TASK PROMPT: Every entry needs to be printed exactly, please.

Start of INFORMATION PROVIDED

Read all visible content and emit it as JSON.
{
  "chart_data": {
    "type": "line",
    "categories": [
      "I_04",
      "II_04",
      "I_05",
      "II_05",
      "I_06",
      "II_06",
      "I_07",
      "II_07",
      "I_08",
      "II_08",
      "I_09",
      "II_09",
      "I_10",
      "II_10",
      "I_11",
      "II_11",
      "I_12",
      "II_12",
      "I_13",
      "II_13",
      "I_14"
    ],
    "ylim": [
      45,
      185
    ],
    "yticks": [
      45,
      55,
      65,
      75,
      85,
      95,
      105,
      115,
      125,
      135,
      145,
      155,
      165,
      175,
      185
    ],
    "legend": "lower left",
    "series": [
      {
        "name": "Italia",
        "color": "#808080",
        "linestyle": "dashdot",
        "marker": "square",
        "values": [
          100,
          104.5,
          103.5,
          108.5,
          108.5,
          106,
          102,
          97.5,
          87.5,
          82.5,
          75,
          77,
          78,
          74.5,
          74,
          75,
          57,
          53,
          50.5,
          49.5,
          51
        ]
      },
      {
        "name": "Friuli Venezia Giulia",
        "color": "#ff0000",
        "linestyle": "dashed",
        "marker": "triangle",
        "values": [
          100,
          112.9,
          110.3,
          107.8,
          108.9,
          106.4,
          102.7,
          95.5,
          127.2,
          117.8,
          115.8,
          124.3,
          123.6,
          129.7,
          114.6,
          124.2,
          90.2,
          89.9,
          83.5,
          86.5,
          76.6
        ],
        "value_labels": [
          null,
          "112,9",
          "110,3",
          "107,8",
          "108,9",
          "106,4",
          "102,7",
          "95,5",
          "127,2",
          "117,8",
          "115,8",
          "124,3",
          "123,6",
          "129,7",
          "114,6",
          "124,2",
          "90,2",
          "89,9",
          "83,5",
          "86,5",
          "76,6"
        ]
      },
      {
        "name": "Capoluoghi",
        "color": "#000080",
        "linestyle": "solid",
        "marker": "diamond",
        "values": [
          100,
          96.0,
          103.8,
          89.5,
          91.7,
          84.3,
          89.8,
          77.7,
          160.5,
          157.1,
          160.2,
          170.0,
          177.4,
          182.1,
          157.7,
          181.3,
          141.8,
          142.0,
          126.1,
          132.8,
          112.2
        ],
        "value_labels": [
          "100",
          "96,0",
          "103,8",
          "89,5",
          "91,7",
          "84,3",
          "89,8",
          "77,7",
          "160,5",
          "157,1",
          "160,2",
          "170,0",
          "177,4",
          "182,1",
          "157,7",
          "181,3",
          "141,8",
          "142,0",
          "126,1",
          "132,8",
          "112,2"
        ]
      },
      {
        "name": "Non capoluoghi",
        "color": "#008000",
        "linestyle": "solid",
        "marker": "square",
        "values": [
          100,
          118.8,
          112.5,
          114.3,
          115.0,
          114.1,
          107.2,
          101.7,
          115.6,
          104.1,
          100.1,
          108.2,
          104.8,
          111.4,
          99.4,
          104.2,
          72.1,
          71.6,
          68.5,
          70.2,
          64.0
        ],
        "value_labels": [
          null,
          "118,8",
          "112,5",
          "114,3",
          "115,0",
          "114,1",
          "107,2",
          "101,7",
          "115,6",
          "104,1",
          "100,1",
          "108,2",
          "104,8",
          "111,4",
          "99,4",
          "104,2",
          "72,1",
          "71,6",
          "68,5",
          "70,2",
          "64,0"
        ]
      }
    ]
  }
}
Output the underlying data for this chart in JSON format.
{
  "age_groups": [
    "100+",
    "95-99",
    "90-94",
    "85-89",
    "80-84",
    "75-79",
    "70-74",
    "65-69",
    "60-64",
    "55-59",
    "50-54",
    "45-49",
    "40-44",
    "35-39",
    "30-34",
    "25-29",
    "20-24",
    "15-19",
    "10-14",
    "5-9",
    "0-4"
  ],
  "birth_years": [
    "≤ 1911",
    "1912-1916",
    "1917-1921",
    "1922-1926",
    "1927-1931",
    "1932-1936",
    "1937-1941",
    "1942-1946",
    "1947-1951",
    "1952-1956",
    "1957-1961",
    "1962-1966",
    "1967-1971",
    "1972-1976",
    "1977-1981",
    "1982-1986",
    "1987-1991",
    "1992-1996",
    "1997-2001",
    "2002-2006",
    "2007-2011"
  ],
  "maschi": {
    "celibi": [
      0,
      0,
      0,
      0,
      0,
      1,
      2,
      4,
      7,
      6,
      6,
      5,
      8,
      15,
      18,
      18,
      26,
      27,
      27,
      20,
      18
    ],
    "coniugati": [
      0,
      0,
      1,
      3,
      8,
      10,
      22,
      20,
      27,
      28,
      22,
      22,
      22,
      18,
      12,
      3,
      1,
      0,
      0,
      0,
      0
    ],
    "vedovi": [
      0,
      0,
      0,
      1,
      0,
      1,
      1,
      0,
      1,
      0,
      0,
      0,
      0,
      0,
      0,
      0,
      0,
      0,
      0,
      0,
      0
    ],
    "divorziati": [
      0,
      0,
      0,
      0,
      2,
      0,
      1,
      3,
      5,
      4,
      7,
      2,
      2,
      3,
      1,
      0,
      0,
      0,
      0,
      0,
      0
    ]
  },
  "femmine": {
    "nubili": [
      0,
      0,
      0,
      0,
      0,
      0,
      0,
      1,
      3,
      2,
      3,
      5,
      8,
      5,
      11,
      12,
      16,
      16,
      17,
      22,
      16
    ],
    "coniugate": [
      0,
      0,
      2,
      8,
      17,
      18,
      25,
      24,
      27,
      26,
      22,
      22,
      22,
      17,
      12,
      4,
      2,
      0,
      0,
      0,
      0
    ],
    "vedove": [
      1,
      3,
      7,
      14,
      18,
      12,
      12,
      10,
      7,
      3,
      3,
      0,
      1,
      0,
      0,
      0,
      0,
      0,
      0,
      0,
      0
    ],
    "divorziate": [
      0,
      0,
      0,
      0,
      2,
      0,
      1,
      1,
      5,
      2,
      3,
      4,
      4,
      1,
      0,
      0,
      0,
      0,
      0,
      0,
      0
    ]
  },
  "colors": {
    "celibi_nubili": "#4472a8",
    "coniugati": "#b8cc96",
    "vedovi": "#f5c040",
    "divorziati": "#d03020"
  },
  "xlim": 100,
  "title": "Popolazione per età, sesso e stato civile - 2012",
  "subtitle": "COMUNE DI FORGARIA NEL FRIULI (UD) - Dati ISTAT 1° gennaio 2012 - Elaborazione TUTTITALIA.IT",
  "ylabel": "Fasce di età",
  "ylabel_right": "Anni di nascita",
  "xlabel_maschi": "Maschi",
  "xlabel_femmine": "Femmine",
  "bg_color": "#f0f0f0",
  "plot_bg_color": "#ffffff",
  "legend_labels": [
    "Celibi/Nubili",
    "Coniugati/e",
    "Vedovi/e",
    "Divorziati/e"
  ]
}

End of INFORMATION PROVIDED

PROBLEM SOLUTION:
Read all visible content and emit it as JSON.
{
  "chart_data": {
    "type": "line",
    "categories": [
      "I_04",
      "II_04",
      "I_05",
      "II_05",
      "I_06",
      "II_06",
      "I_07",
      "II_07",
      "I_08",
      "II_08",
      "I_09",
      "II_09",
      "I_10",
      "II_10",
      "I_11",
      "II_11",
      "I_12",
      "II_12",
      "I_13",
      "II_13",
      "I_14"
    ],
    "ylim": [
      45,
      185
    ],
    "yticks": [
      45,
      55,
      65,
      75,
      85,
      95,
      105,
      115,
      125,
      135,
      145,
      155,
      165,
      175,
      185
    ],
    "legend": "lower left",
    "series": [
      {
        "name": "Italia",
        "color": "#808080",
        "linestyle": "dashdot",
        "marker": "square",
        "values": [
          100,
          104.5,
          103.5,
          108.5,
          108.5,
          106,
          102,
          97.5,
          87.5,
          82.5,
          75,
          77,
          78,
          74.5,
          74,
          75,
          57,
          53,
          50.5,
          49.5,
          51
        ]
      },
      {
        "name": "Friuli Venezia Giulia",
        "color": "#ff0000",
        "linestyle": "dashed",
        "marker": "triangle",
        "values": [
          100,
          112.9,
          110.3,
          107.8,
          108.9,
          106.4,
          102.7,
          95.5,
          127.2,
          117.8,
          115.8,
          124.3,
          123.6,
          129.7,
          114.6,
          124.2,
          90.2,
          89.9,
          83.5,
          86.5,
          76.6
        ],
        "value_labels": [
          null,
          "112,9",
          "110,3",
          "107,8",
          "108,9",
          "106,4",
          "102,7",
          "95,5",
          "127,2",
          "117,8",
          "115,8",
          "124,3",
          "123,6",
          "129,7",
          "114,6",
          "124,2",
          "90,2",
          "89,9",
          "83,5",
          "86,5",
          "76,6"
        ]
      },
      {
        "name": "Capoluoghi",
        "color": "#000080",
        "linestyle": "solid",
        "marker": "diamond",
        "values": [
          100,
          96.0,
          103.8,
          89.5,
          91.7,
          84.3,
          89.8,
          77.7,
          160.5,
          157.1,
          160.2,
          170.0,
          177.4,
          182.1,
          157.7,
          181.3,
          141.8,
          142.0,
          126.1,
          132.8,
          112.2
        ],
        "value_labels": [
          "100",
          "96,0",
          "103,8",
          "89,5",
          "91,7",
          "84,3",
          "89,8",
          "77,7",
          "160,5",
          "157,1",
          "160,2",
          "170,0",
          "177,4",
          "182,1",
          "157,7",
          "181,3",
          "141,8",
          "142,0",
          "126,1",
          "132,8",
          "112,2"
        ]
      },
      {
        "name": "Non capoluoghi",
        "color": "#008000",
        "linestyle": "solid",
        "marker": "square",
        "values": [
          100,
          118.8,
          112.5,
          114.3,
          115.0,
          114.1,
          107.2,
          101.7,
          115.6,
          104.1,
          100.1,
          108.2,
          104.8,
          111.4,
          99.4,
          104.2,
          72.1,
          71.6,
          68.5,
          70.2,
          64.0
        ],
        "value_labels": [
          null,
          "118,8",
          "112,5",
          "114,3",
          "115,0",
          "114,1",
          "107,2",
          "101,7",
          "115,6",
          "104,1",
          "100,1",
          "108,2",
          "104,8",
          "111,4",
          "99,4",
          "104,2",
          "72,1",
          "71,6",
          "68,5",
          "70,2",
          "64,0"
        ]
      }
    ]
  }
}
Output the underlying data for this chart in JSON format.
{
  "age_groups": [
    "100+",
    "95-99",
    "90-94",
    "85-89",
    "80-84",
    "75-79",
    "70-74",
    "65-69",
    "60-64",
    "55-59",
    "50-54",
    "45-49",
    "40-44",
    "35-39",
    "30-34",
    "25-29",
    "20-24",
    "15-19",
    "10-14",
    "5-9",
    "0-4"
  ],
  "birth_years": [
    "≤ 1911",
    "1912-1916",
    "1917-1921",
    "1922-1926",
    "1927-1931",
    "1932-1936",
    "1937-1941",
    "1942-1946",
    "1947-1951",
    "1952-1956",
    "1957-1961",
    "1962-1966",
    "1967-1971",
    "1972-1976",
    "1977-1981",
    "1982-1986",
    "1987-1991",
    "1992-1996",
    "1997-2001",
    "2002-2006",
    "2007-2011"
  ],
  "maschi": {
    "celibi": [
      0,
      0,
      0,
      0,
      0,
      1,
      2,
      4,
      7,
      6,
      6,
      5,
      8,
      15,
      18,
      18,
      26,
      27,
      27,
      20,
      18
    ],
    "coniugati": [
      0,
      0,
      1,
      3,
      8,
      10,
      22,
      20,
      27,
      28,
      22,
      22,
      22,
      18,
      12,
      3,
      1,
      0,
      0,
      0,
      0
    ],
    "vedovi": [
      0,
      0,
      0,
      1,
      0,
      1,
      1,
      0,
      1,
      0,
      0,
      0,
      0,
      0,
      0,
      0,
      0,
      0,
      0,
      0,
      0
    ],
    "divorziati": [
      0,
      0,
      0,
      0,
      2,
      0,
      1,
      3,
      5,
      4,
      7,
      2,
      2,
      3,
      1,
      0,
      0,
      0,
      0,
      0,
      0
    ]
  },
  "femmine": {
    "nubili": [
      0,
      0,
      0,
      0,
      0,
      0,
      0,
      1,
      3,
      2,
      3,
      5,
      8,
      5,
      11,
      12,
      16,
      16,
      17,
      22,
      16
    ],
    "coniugate": [
      0,
      0,
      2,
      8,
      17,
      18,
      25,
      24,
      27,
      26,
      22,
      22,
      22,
      17,
      12,
      4,
      2,
      0,
      0,
      0,
      0
    ],
    "vedove": [
      1,
      3,
      7,
      14,
      18,
      12,
      12,
      10,
      7,
      3,
      3,
      0,
      1,
      0,
      0,
      0,
      0,
      0,
      0,
      0,
      0
    ],
    "divorziate": [
      0,
      0,
      0,
      0,
      2,
      0,
      1,
      1,
      5,
      2,
      3,
      4,
      4,
      1,
      0,
      0,
      0,
      0,
      0,
      0,
      0
    ]
  },
  "colors": {
    "celibi_nubili": "#4472a8",
    "coniugati": "#b8cc96",
    "vedovi": "#f5c040",
    "divorziati": "#d03020"
  },
  "xlim": 100,
  "title": "Popolazione per età, sesso e stato civile - 2012",
  "subtitle": "COMUNE DI FORGARIA NEL FRIULI (UD) - Dati ISTAT 1° gennaio 2012 - Elaborazione TUTTITALIA.IT",
  "ylabel": "Fasce di età",
  "ylabel_right": "Anni di nascita",
  "xlabel_maschi": "Maschi",
  "xlabel_femmine": "Femmine",
  "bg_color": "#f0f0f0",
  "plot_bg_color": "#ffffff",
  "legend_labels": [
    "Celibi/Nubili",
    "Coniugati/e",
    "Vedovi/e",
    "Divorziati/e"
  ]
}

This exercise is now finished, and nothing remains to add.